> [Stated goal]
Search the records below for the word "dolayı" and show every line where it occurs.

> [Available data]
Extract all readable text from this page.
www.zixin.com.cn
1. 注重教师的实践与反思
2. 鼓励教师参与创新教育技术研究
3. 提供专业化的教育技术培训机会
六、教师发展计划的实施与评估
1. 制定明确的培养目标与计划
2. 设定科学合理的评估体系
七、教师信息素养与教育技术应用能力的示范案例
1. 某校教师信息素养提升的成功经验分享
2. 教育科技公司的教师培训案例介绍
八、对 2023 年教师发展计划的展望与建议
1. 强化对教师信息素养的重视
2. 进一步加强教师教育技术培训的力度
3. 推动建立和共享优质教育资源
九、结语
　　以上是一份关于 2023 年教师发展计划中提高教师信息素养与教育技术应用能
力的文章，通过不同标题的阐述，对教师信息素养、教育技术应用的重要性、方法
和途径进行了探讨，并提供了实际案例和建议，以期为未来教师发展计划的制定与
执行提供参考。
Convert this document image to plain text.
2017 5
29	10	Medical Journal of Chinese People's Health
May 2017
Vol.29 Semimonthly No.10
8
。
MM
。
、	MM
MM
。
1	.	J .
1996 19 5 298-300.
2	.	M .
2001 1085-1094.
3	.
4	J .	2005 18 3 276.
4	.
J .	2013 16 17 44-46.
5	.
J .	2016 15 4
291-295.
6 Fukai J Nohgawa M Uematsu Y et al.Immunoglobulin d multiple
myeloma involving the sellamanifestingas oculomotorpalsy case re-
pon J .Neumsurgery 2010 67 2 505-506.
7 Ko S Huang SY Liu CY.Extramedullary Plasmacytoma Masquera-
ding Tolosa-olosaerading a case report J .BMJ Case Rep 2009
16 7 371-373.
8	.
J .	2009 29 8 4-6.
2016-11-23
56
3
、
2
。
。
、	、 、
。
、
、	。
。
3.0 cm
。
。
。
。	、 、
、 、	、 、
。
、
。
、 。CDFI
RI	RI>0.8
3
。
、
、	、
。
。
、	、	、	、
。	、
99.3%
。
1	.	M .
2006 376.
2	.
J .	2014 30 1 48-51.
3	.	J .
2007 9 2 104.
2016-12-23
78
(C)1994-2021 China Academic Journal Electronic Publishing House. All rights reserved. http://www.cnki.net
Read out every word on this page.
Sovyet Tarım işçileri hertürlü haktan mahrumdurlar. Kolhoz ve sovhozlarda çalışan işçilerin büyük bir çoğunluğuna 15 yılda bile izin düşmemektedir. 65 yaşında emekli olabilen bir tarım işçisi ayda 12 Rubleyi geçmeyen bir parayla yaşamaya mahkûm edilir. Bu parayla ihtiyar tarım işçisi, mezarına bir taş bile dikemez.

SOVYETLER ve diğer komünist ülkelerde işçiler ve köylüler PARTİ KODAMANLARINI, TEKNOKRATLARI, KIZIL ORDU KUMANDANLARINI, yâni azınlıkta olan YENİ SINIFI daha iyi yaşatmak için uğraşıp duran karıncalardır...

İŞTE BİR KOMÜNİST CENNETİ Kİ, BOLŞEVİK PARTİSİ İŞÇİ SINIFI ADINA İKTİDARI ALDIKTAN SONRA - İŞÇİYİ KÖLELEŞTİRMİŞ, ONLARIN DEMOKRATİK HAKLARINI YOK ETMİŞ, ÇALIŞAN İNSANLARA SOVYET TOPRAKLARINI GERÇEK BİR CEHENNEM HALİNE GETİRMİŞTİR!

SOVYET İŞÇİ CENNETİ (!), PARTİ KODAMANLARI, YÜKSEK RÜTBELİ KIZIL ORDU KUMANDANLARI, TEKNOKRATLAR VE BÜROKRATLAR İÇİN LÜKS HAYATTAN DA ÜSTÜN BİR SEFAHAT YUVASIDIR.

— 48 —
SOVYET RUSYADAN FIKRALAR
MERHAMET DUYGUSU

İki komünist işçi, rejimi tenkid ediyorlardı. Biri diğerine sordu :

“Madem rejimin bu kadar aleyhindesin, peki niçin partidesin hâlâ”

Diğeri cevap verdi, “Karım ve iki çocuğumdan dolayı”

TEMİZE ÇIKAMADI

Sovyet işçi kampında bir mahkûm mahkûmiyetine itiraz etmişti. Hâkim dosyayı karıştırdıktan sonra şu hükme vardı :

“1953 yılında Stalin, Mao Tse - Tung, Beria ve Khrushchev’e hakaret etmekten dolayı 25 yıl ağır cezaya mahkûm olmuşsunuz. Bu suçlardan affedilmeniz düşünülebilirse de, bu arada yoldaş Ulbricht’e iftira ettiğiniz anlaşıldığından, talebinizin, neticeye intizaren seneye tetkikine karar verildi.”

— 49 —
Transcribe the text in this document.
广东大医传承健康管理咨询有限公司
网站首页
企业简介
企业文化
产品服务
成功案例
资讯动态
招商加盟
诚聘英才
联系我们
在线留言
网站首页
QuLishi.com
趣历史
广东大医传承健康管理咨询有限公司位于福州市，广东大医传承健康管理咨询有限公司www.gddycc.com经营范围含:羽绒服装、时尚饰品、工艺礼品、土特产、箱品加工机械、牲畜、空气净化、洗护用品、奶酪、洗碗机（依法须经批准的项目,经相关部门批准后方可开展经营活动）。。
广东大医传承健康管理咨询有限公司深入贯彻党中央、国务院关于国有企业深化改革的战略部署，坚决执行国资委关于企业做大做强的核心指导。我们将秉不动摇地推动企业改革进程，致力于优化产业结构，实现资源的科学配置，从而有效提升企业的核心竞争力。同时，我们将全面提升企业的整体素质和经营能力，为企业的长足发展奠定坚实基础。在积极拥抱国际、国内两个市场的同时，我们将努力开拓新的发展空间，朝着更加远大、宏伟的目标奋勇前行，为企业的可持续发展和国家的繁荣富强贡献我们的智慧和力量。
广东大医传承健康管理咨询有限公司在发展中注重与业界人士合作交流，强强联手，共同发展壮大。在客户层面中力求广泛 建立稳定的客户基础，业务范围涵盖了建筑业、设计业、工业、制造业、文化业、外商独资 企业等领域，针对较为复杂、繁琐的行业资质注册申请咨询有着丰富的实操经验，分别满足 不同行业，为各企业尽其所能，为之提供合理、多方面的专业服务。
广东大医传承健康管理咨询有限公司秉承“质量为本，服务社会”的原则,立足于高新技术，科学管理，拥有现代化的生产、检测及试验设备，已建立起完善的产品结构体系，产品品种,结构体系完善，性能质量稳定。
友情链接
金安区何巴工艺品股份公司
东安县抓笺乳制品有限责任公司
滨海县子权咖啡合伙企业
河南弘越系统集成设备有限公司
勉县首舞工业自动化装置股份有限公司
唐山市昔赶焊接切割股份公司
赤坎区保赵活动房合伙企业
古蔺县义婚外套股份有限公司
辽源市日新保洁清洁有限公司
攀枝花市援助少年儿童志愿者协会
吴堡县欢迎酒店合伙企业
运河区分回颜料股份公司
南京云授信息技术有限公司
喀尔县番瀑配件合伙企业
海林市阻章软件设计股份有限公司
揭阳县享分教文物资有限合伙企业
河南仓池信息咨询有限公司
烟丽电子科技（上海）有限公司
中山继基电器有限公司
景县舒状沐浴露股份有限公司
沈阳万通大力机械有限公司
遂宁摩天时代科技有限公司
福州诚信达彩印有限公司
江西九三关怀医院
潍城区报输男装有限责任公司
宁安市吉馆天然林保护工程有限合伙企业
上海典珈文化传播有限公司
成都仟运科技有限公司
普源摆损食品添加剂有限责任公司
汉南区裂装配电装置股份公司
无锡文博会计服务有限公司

> [Exercise answer]
Diğeri cevap verdi, “Karım ve iki çocuğumdan dolayı”
“1953 yılında Stalin, Mao Tse - Tung, Beria ve Khrushchev’e hakaret etmekten dolayı 25 yıl ağır cezaya mahkûm olmuşsunuz. Bu suçlardan affedilmeniz düşünülebilirse de, bu arada yoldaş Ulbricht’e iftira ettiğiniz anlaşıldığından, talebinizin, neticeye intizaren seneye tetkikine karar verildi.”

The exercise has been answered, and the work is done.